*Task prompt*
Where a line contains the word "title", copy that line.

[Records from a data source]

· · · · · · ·

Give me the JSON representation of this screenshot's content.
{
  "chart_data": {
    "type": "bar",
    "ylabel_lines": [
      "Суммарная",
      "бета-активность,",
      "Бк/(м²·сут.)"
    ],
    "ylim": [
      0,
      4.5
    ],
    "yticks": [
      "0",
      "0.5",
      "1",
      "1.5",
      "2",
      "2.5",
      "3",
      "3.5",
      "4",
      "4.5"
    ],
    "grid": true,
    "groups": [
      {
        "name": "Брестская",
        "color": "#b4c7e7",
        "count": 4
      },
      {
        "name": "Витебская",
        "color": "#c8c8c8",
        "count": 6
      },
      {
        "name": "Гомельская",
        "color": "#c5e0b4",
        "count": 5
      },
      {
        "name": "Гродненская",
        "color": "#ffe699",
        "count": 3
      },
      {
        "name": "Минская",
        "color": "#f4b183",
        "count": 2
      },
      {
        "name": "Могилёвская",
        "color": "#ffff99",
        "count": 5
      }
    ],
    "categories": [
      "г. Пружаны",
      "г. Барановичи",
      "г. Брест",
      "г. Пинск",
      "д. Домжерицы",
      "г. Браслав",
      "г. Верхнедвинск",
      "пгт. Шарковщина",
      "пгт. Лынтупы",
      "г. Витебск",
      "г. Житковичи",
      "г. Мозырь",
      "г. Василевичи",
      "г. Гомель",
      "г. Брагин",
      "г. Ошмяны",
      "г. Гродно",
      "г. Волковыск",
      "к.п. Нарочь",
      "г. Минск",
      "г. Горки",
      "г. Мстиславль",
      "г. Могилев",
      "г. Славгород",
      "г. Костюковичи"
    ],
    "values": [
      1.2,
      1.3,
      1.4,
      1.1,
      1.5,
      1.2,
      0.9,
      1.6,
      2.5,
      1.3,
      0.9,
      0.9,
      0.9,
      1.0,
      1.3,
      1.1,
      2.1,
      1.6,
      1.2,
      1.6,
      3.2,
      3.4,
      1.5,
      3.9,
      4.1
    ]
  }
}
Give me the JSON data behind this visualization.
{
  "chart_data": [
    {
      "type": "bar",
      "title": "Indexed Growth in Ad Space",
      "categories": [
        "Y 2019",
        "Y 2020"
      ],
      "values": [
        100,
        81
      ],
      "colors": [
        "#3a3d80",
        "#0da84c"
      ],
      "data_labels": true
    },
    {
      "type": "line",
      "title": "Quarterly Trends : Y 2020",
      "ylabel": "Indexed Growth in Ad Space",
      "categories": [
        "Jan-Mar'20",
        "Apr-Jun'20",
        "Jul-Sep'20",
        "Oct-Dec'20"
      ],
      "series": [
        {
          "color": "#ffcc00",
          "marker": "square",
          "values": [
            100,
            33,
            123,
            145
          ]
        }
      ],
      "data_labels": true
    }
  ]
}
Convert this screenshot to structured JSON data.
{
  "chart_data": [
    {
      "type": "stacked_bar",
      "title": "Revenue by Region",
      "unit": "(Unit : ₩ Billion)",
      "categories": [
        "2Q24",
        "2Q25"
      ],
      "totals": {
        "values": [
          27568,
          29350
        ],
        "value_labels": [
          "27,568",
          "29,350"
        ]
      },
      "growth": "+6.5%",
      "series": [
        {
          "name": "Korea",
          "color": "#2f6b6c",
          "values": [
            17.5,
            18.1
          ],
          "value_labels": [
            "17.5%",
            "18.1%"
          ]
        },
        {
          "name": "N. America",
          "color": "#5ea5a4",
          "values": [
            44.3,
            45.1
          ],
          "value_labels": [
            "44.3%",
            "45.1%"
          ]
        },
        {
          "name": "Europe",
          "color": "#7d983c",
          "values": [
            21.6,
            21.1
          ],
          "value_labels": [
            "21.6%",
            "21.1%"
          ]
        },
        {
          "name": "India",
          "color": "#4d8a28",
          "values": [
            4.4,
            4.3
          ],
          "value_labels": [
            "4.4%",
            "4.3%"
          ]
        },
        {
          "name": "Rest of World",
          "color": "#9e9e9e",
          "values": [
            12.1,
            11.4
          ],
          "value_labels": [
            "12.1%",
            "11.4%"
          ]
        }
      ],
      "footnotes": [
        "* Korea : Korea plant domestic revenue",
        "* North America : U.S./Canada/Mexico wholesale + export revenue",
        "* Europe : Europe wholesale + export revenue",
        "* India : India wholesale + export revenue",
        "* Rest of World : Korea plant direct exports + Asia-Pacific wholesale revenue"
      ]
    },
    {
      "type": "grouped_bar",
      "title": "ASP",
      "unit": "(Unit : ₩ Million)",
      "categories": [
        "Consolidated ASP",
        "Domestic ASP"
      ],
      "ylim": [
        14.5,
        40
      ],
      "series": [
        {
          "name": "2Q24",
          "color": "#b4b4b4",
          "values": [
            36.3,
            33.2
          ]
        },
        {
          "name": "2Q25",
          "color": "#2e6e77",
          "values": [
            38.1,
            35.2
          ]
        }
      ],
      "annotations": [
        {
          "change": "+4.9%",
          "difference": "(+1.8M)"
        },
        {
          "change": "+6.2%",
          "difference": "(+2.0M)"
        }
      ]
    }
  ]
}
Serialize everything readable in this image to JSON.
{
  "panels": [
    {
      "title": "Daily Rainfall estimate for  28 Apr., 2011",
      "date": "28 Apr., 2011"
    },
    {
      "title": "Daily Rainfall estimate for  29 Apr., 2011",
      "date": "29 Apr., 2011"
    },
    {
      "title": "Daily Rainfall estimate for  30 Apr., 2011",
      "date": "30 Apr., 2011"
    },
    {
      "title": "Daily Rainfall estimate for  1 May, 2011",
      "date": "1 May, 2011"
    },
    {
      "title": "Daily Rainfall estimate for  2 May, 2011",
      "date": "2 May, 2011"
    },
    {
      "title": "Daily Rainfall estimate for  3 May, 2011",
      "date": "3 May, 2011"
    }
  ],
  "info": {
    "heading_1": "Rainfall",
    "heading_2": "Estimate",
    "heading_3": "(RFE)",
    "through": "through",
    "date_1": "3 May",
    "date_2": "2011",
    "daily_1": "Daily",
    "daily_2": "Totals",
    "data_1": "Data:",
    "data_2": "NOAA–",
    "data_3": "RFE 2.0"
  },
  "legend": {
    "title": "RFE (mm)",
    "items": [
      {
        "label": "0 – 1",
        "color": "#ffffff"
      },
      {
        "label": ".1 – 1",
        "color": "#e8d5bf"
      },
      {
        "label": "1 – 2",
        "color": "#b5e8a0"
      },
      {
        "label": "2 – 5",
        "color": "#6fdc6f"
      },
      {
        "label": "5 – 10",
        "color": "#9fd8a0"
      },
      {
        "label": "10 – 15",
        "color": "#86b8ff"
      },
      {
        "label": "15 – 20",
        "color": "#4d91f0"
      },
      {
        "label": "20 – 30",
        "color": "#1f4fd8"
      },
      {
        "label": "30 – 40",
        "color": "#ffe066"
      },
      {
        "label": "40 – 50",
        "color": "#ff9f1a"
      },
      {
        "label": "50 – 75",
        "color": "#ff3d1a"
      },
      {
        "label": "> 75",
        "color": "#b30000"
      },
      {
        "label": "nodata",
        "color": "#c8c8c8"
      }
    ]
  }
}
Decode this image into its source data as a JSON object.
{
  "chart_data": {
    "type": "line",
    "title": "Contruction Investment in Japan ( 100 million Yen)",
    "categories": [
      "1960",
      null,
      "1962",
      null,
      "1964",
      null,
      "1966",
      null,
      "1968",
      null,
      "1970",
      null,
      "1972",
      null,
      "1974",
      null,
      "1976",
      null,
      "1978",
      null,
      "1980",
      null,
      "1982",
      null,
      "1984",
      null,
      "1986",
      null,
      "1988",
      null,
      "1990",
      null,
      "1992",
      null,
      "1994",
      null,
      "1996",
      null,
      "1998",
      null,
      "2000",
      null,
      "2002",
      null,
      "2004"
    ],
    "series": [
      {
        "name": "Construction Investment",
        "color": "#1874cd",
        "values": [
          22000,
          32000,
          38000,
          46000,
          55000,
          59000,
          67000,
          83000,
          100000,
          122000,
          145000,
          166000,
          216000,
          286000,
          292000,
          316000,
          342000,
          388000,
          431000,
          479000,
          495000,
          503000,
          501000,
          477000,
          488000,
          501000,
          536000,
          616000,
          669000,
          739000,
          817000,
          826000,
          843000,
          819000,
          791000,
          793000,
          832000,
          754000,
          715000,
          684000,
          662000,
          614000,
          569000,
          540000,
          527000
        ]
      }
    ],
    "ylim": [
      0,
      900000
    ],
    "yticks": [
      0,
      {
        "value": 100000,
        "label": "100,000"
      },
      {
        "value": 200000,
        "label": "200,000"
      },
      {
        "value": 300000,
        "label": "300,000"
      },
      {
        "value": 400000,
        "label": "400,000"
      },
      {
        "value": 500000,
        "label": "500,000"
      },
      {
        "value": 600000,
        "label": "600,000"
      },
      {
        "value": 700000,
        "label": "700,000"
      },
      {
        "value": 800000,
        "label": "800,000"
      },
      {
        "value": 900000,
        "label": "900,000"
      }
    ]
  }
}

· · · · · · ·

*Final answer*
      "title": "Indexed Growth in Ad Space",
      "title": "Quarterly Trends : Y 2020",
      "title": "Revenue by Region",
      "title": "ASP",
      "title": "Daily Rainfall estimate for  28 Apr., 2011",
      "title": "Daily Rainfall estimate for  29 Apr., 2011",
      "title": "Daily Rainfall estimate for  30 Apr., 2011",
      "title": "Daily Rainfall estimate for  1 May, 2011",
      "title": "Daily Rainfall estimate for  2 May, 2011",
      "title": "Daily Rainfall estimate for  3 May, 2011",
    "title": "RFE (mm)",
    "title": "Contruction Investment in Japan ( 100 million Yen)",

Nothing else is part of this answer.